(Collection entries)
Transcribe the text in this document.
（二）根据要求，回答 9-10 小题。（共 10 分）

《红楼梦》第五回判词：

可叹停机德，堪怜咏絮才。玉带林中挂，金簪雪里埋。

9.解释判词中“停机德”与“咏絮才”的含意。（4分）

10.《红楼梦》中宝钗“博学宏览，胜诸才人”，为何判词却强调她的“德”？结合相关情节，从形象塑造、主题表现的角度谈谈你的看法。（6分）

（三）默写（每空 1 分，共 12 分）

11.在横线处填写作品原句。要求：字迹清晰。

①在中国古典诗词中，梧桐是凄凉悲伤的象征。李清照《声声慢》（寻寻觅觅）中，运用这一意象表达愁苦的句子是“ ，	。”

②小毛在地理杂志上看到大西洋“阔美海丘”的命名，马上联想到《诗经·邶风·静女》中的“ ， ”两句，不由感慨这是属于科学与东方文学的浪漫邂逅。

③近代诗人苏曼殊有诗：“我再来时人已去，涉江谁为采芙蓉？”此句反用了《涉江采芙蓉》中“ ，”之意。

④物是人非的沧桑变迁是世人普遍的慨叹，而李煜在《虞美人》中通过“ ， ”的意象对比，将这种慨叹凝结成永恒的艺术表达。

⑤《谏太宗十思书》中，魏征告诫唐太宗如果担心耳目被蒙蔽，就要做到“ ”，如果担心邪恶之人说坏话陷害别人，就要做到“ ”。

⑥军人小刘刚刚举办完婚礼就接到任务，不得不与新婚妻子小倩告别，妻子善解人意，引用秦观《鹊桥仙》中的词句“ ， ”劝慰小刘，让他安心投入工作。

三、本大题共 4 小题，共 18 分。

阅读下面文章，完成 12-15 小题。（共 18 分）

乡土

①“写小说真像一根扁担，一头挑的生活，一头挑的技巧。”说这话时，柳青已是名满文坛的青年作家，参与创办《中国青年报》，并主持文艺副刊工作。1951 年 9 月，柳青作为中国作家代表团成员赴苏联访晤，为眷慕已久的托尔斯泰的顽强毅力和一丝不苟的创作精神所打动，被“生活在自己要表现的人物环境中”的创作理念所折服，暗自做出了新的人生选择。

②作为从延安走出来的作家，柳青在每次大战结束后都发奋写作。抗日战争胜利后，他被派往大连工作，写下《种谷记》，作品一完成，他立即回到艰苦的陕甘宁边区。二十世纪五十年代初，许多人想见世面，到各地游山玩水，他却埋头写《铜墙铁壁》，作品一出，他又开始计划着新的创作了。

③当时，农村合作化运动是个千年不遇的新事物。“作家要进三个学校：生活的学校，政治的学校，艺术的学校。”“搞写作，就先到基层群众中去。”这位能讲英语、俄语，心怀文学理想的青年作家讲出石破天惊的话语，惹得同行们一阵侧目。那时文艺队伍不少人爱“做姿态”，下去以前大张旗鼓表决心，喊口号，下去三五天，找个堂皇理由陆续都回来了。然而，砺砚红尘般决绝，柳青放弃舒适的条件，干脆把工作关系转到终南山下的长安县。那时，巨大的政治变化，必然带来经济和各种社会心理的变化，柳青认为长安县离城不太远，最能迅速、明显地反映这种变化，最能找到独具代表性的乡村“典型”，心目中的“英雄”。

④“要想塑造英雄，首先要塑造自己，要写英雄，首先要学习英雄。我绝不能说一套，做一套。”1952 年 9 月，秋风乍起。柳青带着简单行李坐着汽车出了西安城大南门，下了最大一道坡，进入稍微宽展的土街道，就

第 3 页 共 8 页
...
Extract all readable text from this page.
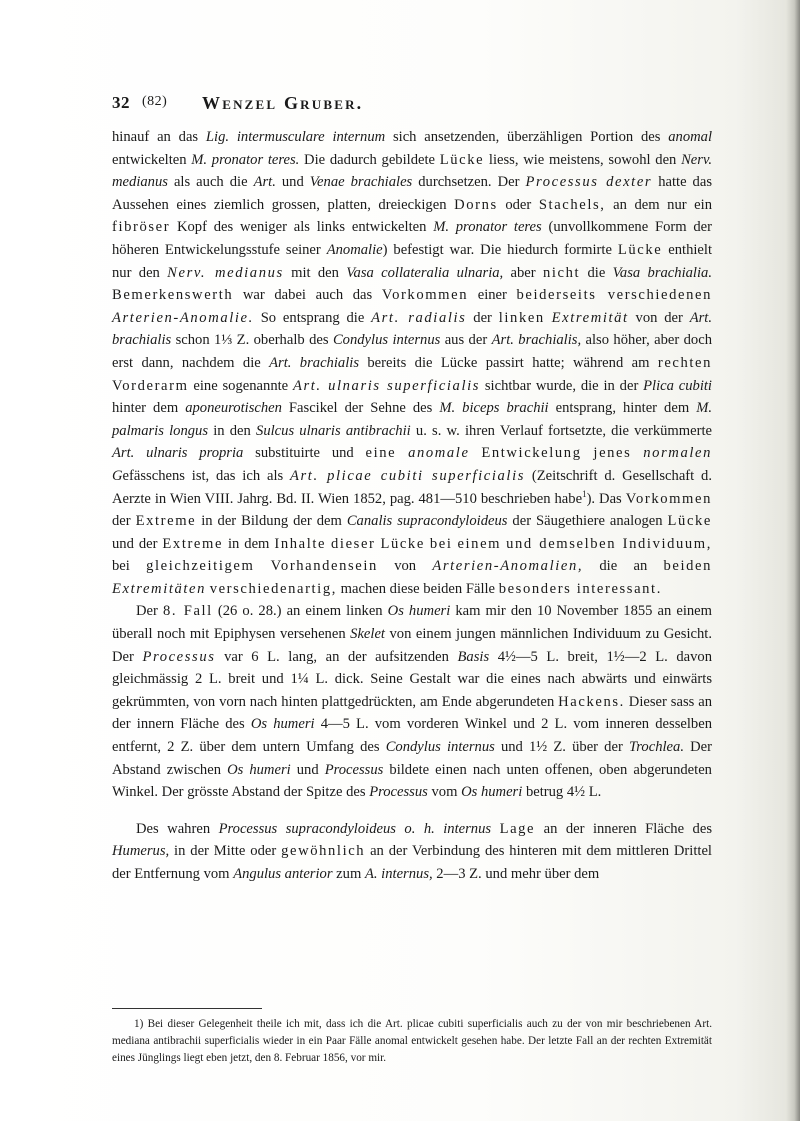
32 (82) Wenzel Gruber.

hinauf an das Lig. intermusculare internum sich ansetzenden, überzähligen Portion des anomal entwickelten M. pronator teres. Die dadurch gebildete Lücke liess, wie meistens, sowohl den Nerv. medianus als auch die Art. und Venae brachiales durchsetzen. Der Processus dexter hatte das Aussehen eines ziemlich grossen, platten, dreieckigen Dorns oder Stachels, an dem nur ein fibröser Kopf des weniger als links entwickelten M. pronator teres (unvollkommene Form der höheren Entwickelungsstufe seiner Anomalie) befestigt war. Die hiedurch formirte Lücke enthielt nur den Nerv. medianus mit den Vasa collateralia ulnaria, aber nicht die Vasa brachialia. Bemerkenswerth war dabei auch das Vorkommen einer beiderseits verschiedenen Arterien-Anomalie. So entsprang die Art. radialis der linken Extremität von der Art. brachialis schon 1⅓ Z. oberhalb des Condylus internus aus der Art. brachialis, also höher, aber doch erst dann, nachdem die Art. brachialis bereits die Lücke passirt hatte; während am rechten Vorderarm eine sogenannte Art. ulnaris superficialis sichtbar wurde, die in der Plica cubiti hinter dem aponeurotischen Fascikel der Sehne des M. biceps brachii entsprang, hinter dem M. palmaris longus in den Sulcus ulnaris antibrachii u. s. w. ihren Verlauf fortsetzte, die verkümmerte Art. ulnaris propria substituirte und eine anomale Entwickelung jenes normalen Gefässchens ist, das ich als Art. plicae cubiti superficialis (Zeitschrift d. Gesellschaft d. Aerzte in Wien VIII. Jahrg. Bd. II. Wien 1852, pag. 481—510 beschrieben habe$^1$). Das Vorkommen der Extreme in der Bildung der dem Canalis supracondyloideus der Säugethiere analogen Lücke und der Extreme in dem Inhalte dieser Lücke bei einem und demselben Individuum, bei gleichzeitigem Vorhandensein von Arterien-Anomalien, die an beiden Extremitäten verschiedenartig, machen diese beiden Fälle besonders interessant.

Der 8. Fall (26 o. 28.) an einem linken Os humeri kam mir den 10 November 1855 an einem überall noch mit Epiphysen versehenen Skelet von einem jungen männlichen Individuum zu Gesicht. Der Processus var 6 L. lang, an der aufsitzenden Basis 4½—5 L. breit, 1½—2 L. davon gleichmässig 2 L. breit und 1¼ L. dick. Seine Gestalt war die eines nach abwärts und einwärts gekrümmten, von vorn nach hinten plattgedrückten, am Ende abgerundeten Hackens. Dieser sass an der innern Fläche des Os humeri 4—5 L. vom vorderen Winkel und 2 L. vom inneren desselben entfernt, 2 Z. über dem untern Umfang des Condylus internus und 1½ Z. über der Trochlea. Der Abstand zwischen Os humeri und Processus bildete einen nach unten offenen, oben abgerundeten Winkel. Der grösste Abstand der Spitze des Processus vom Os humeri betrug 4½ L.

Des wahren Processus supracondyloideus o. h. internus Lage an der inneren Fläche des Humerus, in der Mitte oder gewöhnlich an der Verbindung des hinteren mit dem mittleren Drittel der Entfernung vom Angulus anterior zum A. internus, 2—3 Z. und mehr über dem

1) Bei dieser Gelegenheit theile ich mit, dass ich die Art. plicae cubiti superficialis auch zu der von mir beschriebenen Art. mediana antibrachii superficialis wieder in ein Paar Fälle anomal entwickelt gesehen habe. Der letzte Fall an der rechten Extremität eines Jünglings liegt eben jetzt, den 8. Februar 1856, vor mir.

Task directions:
Check every line of the listing for the string "text" and report how many lines have it, as a number alone.

Output of the task:
2